▶ PROVIDED MATERIAL:
-- BEGIN --

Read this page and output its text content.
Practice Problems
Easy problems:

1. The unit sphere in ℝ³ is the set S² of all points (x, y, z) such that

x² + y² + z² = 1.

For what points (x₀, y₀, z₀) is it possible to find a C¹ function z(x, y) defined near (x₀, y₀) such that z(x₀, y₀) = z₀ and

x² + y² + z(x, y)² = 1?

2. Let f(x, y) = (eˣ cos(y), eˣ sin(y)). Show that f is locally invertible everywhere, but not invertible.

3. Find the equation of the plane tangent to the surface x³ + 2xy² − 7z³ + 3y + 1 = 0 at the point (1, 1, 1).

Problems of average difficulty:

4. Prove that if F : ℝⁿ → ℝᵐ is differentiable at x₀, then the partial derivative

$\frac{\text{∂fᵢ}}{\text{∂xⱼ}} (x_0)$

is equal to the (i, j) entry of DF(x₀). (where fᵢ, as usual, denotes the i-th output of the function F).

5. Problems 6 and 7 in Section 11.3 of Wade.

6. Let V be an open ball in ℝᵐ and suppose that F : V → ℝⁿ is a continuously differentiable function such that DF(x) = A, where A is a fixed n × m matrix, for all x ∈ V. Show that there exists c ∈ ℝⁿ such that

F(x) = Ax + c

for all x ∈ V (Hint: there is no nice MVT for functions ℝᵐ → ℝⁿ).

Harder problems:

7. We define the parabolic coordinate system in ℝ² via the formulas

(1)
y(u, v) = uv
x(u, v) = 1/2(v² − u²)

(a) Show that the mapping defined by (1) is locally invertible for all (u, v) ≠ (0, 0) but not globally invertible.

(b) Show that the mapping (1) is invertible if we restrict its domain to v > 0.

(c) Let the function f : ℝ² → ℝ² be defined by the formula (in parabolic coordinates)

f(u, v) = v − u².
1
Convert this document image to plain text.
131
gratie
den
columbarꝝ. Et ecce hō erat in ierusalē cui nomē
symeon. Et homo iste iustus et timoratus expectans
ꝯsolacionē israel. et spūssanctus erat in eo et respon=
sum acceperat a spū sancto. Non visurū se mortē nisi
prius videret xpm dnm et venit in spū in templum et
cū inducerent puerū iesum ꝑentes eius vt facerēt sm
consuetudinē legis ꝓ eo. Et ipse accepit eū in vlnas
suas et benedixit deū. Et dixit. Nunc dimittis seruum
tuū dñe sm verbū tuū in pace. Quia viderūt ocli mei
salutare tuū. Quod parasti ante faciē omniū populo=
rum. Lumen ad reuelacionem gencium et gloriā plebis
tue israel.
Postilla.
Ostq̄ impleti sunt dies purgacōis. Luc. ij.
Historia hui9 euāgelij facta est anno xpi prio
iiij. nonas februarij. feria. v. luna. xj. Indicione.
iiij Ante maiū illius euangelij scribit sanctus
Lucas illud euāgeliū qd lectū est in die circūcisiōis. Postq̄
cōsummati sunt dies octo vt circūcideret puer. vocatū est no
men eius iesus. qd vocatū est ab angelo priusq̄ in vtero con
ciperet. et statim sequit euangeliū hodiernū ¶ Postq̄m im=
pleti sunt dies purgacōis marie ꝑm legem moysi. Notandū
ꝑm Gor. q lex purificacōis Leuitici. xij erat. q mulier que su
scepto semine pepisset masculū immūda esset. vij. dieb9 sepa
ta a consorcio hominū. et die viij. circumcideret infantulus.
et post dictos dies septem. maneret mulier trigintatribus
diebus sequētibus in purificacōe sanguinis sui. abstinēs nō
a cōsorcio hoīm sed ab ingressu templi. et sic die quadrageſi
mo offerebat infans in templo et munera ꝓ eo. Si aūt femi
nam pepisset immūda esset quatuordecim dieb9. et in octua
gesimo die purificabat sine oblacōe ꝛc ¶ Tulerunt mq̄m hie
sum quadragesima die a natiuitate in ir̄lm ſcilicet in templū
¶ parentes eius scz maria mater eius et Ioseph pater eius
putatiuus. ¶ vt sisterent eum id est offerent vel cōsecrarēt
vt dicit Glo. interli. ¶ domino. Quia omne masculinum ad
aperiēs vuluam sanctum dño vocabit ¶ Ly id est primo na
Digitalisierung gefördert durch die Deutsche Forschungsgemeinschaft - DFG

-- END --

▶ PROMPT: All lines above containing the string "dies" are to be collected.

▶ SOLUTION TO THIS EXERCISE:
Ostq̄ impleti sunt dies purgacōis. Luc. ij.
cōsummati sunt dies octo vt circūcideret puer. vocatū est no
pleti sunt dies purgacōis marie ꝑm legem moysi. Notandū
et post dictos dies septem. maneret mulier trigintatribus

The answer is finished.